• REQUIRED WORK: Provide an exact reproduction of every entry.

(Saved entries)
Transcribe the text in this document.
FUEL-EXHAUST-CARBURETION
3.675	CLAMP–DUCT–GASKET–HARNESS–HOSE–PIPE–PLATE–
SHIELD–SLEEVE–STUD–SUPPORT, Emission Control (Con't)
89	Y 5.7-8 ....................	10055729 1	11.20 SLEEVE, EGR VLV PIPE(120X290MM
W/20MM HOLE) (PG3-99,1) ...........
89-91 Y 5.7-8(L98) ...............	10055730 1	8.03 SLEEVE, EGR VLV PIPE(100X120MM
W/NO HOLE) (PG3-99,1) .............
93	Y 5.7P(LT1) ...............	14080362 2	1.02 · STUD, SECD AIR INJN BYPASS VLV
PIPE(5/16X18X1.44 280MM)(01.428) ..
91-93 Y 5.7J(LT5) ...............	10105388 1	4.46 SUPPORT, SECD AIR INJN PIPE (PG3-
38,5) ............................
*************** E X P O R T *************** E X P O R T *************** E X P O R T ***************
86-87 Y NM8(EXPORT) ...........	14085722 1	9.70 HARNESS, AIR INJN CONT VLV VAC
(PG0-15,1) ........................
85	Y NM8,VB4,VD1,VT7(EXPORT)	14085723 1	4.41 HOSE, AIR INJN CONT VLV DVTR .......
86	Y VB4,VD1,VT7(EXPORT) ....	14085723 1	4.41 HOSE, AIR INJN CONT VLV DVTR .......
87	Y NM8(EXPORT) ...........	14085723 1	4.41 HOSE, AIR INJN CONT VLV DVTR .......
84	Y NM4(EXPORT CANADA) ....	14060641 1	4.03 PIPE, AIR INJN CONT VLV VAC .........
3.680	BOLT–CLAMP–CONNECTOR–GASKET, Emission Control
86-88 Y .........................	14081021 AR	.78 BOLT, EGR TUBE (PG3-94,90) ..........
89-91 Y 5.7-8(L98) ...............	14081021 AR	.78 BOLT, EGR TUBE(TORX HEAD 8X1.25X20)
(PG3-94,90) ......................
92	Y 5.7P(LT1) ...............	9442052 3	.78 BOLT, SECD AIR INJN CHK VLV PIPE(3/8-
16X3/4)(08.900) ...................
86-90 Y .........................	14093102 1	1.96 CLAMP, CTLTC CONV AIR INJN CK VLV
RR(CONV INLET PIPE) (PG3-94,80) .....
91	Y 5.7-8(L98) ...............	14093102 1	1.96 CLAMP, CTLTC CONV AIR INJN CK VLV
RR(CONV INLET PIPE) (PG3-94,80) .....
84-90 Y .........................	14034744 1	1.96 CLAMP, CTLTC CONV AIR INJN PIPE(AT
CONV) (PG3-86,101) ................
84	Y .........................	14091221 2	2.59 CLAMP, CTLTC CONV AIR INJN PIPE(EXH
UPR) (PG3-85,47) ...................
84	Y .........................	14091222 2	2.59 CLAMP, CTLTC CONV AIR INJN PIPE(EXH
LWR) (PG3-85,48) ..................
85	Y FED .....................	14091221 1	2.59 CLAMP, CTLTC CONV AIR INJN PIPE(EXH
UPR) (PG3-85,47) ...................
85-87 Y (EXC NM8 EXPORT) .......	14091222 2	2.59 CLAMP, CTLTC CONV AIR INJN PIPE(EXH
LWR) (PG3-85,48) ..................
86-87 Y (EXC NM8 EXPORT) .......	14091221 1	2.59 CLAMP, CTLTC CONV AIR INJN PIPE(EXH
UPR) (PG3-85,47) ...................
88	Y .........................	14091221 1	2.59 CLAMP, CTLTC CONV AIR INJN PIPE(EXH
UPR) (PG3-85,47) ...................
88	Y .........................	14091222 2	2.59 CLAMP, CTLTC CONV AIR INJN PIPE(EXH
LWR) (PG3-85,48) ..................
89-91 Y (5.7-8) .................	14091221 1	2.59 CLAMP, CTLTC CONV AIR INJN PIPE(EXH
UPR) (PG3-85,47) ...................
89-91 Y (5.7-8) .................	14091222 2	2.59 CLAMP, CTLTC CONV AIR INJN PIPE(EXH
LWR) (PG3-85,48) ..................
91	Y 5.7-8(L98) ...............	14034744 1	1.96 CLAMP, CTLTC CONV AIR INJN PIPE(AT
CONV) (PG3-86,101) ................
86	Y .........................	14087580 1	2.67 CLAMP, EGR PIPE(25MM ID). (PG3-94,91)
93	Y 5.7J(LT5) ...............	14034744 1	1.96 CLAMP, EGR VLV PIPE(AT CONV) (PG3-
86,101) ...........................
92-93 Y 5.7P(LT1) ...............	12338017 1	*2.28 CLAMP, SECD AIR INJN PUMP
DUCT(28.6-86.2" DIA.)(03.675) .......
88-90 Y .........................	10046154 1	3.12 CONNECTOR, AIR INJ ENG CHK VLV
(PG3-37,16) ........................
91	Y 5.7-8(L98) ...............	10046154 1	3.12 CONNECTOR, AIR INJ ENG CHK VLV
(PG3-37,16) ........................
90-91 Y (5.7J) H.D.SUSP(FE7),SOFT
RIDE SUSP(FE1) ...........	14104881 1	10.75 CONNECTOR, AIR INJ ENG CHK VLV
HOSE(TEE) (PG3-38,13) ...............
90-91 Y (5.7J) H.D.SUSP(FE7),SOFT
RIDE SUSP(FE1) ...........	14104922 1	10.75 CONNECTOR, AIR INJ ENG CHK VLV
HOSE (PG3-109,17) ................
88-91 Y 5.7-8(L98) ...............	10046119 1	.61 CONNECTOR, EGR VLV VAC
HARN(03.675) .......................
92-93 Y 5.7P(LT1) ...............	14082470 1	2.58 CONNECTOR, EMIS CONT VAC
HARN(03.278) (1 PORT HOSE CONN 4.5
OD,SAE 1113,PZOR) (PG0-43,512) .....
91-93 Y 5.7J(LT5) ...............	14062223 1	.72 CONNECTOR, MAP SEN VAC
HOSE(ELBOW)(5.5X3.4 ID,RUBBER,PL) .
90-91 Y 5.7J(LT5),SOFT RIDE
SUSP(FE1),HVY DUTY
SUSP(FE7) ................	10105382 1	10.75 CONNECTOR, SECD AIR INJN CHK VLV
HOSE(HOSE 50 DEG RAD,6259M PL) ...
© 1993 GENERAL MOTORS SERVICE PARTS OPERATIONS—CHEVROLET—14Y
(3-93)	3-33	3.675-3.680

• RESULT FOR THIS TASK:
Transcribe the text in this document.
FUEL-EXHAUST-CARBURETION
3.675	CLAMP–DUCT–GASKET–HARNESS–HOSE–PIPE–PLATE–
SHIELD–SLEEVE–STUD–SUPPORT, Emission Control (Con't)
89	Y 5.7-8 ....................	10055729 1	11.20 SLEEVE, EGR VLV PIPE(120X290MM
W/20MM HOLE) (PG3-99,1) ...........
89-91 Y 5.7-8(L98) ...............	10055730 1	8.03 SLEEVE, EGR VLV PIPE(100X120MM
W/NO HOLE) (PG3-99,1) .............
93	Y 5.7P(LT1) ...............	14080362 2	1.02 · STUD, SECD AIR INJN BYPASS VLV
PIPE(5/16X18X1.44 280MM)(01.428) ..
91-93 Y 5.7J(LT5) ...............	10105388 1	4.46 SUPPORT, SECD AIR INJN PIPE (PG3-
38,5) ............................
*************** E X P O R T *************** E X P O R T *************** E X P O R T ***************
86-87 Y NM8(EXPORT) ...........	14085722 1	9.70 HARNESS, AIR INJN CONT VLV VAC
(PG0-15,1) ........................
85	Y NM8,VB4,VD1,VT7(EXPORT)	14085723 1	4.41 HOSE, AIR INJN CONT VLV DVTR .......
86	Y VB4,VD1,VT7(EXPORT) ....	14085723 1	4.41 HOSE, AIR INJN CONT VLV DVTR .......
87	Y NM8(EXPORT) ...........	14085723 1	4.41 HOSE, AIR INJN CONT VLV DVTR .......
84	Y NM4(EXPORT CANADA) ....	14060641 1	4.03 PIPE, AIR INJN CONT VLV VAC .........
3.680	BOLT–CLAMP–CONNECTOR–GASKET, Emission Control
86-88 Y .........................	14081021 AR	.78 BOLT, EGR TUBE (PG3-94,90) ..........
89-91 Y 5.7-8(L98) ...............	14081021 AR	.78 BOLT, EGR TUBE(TORX HEAD 8X1.25X20)
(PG3-94,90) ......................
92	Y 5.7P(LT1) ...............	9442052 3	.78 BOLT, SECD AIR INJN CHK VLV PIPE(3/8-
16X3/4)(08.900) ...................
86-90 Y .........................	14093102 1	1.96 CLAMP, CTLTC CONV AIR INJN CK VLV
RR(CONV INLET PIPE) (PG3-94,80) .....
91	Y 5.7-8(L98) ...............	14093102 1	1.96 CLAMP, CTLTC CONV AIR INJN CK VLV
RR(CONV INLET PIPE) (PG3-94,80) .....
84-90 Y .........................	14034744 1	1.96 CLAMP, CTLTC CONV AIR INJN PIPE(AT
CONV) (PG3-86,101) ................
84	Y .........................	14091221 2	2.59 CLAMP, CTLTC CONV AIR INJN PIPE(EXH
UPR) (PG3-85,47) ...................
84	Y .........................	14091222 2	2.59 CLAMP, CTLTC CONV AIR INJN PIPE(EXH
LWR) (PG3-85,48) ..................
85	Y FED .....................	14091221 1	2.59 CLAMP, CTLTC CONV AIR INJN PIPE(EXH
UPR) (PG3-85,47) ...................
85-87 Y (EXC NM8 EXPORT) .......	14091222 2	2.59 CLAMP, CTLTC CONV AIR INJN PIPE(EXH
LWR) (PG3-85,48) ..................
86-87 Y (EXC NM8 EXPORT) .......	14091221 1	2.59 CLAMP, CTLTC CONV AIR INJN PIPE(EXH
UPR) (PG3-85,47) ...................
88	Y .........................	14091221 1	2.59 CLAMP, CTLTC CONV AIR INJN PIPE(EXH
UPR) (PG3-85,47) ...................
88	Y .........................	14091222 2	2.59 CLAMP, CTLTC CONV AIR INJN PIPE(EXH
LWR) (PG3-85,48) ..................
89-91 Y (5.7-8) .................	14091221 1	2.59 CLAMP, CTLTC CONV AIR INJN PIPE(EXH
UPR) (PG3-85,47) ...................
89-91 Y (5.7-8) .................	14091222 2	2.59 CLAMP, CTLTC CONV AIR INJN PIPE(EXH
LWR) (PG3-85,48) ..................
91	Y 5.7-8(L98) ...............	14034744 1	1.96 CLAMP, CTLTC CONV AIR INJN PIPE(AT
CONV) (PG3-86,101) ................
86	Y .........................	14087580 1	2.67 CLAMP, EGR PIPE(25MM ID). (PG3-94,91)
93	Y 5.7J(LT5) ...............	14034744 1	1.96 CLAMP, EGR VLV PIPE(AT CONV) (PG3-
86,101) ...........................
92-93 Y 5.7P(LT1) ...............	12338017 1	*2.28 CLAMP, SECD AIR INJN PUMP
DUCT(28.6-86.2" DIA.)(03.675) .......
88-90 Y .........................	10046154 1	3.12 CONNECTOR, AIR INJ ENG CHK VLV
(PG3-37,16) ........................
91	Y 5.7-8(L98) ...............	10046154 1	3.12 CONNECTOR, AIR INJ ENG CHK VLV
(PG3-37,16) ........................
90-91 Y (5.7J) H.D.SUSP(FE7),SOFT
RIDE SUSP(FE1) ...........	14104881 1	10.75 CONNECTOR, AIR INJ ENG CHK VLV
HOSE(TEE) (PG3-38,13) ...............
90-91 Y (5.7J) H.D.SUSP(FE7),SOFT
RIDE SUSP(FE1) ...........	14104922 1	10.75 CONNECTOR, AIR INJ ENG CHK VLV
HOSE (PG3-109,17) ................
88-91 Y 5.7-8(L98) ...............	10046119 1	.61 CONNECTOR, EGR VLV VAC
HARN(03.675) .......................
92-93 Y 5.7P(LT1) ...............	14082470 1	2.58 CONNECTOR, EMIS CONT VAC
HARN(03.278) (1 PORT HOSE CONN 4.5
OD,SAE 1113,PZOR) (PG0-43,512) .....
91-93 Y 5.7J(LT5) ...............	14062223 1	.72 CONNECTOR, MAP SEN VAC
HOSE(ELBOW)(5.5X3.4 ID,RUBBER,PL) .
90-91 Y 5.7J(LT5),SOFT RIDE
SUSP(FE1),HVY DUTY
SUSP(FE7) ................	10105382 1	10.75 CONNECTOR, SECD AIR INJN CHK VLV
HOSE(HOSE 50 DEG RAD,6259M PL) ...
© 1993 GENERAL MOTORS SERVICE PARTS OPERATIONS—CHEVROLET—14Y
(3-93)	3-33	3.675-3.680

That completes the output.